課題の要件 ▸ 以下に示す映画「16ブロック」の紹介文を、最後の文のあとから書き継ぐこと。

=== 本文 ===

【作品#0185】16ブロック(2006)

2000年代

16ブロック(原題:16 Blocks)

2006年のアメリカ映画
上映時間は101分

ニューヨーク市警で働くジャックは、夜勤明けに証人を裁判所まで護送するように命じられる。その途中で何者かによって襲撃を受ける。

監督はリチャード・ドナー
音楽はクラウス・バデルト
撮影はグレン・マクファーソン

ブルース・ウィリス(ジャック・モーズリー)
モス・デフ(エディ・バンカー)
デヴィッド・モース(フランク・ニュージェント)

クリント・イーストウッド監督、主演の「ガントレット(1977)」を思わせる“護送もの”の映画。また、リチャード・ドナー監督と言えば、白人と黒人のバディもの「リーサル・ウェポン」でもおなじみである。ちなみにブルース・ウィリスとデヴィッド・モースは「12モンキーズ(1995)」以来の共演。

 

ブルース・ウィリス主演の「ダイ・ハード」シリーズの続編は「ダイ・ハード4.0(2007)」ではなく、こっちを題材にした方が良かったんじゃないか。ブルース・ウィリスは枯れた中年を好演し、翌年に「ダイ・ハード4.0(2007)」でスーパーマンを演じた。妻と不仲という設定がいかにも「ダイ・ハード」っぽいなと思っていたら、それをフリにしたような妹オチは笑ってしまった。

 

サスペンスアクションとしては良くも悪くもという出来。「実は違う部屋でした」とか「実は違う救急車でした」などはベタでシンプルな仕掛けだが、1作品内で何度もやることではない。あと、追手側の悪徳警官側がやや無能なのも気にかかる。

 

一番の問題は主人公のジャックがなぜ6年前に告発する勇気がなく、そしてなぜ今立ち上がる決意をしたのかであろう。この辺りはドラマとしてはかなり弱いし、この大きな決断をする場面は割と序盤にある。もし序盤にこのような決断をするなら、咄嗟のことでこの決断をしたが、その決断の意味が観客にも徐々に伝わってくるようにするか、あるいは、この決断をする場面をもっと後にずらべきだった。いずれにしてもアル中になってやる気もない主人公がこの状況で急に立ち上がるのは急にしか見えない。

=== 提供データ ===

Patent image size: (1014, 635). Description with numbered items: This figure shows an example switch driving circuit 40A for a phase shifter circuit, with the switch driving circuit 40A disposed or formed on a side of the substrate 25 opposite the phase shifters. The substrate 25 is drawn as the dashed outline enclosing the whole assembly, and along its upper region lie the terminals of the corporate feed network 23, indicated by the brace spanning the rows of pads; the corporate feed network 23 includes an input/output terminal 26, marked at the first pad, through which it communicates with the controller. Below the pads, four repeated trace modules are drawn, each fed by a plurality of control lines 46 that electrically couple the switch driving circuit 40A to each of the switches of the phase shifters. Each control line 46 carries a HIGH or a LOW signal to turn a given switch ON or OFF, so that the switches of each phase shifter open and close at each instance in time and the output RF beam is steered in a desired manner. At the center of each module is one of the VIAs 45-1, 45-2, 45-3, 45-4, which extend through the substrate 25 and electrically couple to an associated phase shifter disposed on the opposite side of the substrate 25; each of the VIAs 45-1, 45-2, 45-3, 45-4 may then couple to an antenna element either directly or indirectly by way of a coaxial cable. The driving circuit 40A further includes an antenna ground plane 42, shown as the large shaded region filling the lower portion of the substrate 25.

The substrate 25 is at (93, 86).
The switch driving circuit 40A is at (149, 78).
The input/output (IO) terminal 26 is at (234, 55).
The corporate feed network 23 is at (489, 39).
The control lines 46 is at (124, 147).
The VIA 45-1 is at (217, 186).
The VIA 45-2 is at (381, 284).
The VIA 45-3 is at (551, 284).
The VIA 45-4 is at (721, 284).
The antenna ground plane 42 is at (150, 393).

===

課題への回答 ▸
 

説明不足がある一方で、冒頭の死体の子守をしながら酒を飲むシーンはなくても良かった。足を引きずりながら警察署にやって来るところから始めても問題ない。彼のデスクに空の酒瓶があるだけで彼がアル中であることは十分伝わる。その後酒屋に行く場面もあるし、わざわざ夜勤明けという設定でなくても良かった。

 

そして、テープに吹き込む遺言から始まるオープニングも悪くはないが、こちらもなくても良かった。これによって作品の方向性を決定づけてはいるが、それ以外に本作に大きな影響は与えていないように思う。また、後にテープを使うことを不自然に思わせないための工夫にも見えるが、バスの中でテープを見つけるところがそもそもどう考えたって不自然だし、フランクが自分の罪を長々話している場面で「録音してるだろうな」と察しがついてしまう。

 

アクションもこれといった目新しさもインパクトもなかった。堕ちた主人公が立ち上がる話にしても、バディものにしても物足りなかった。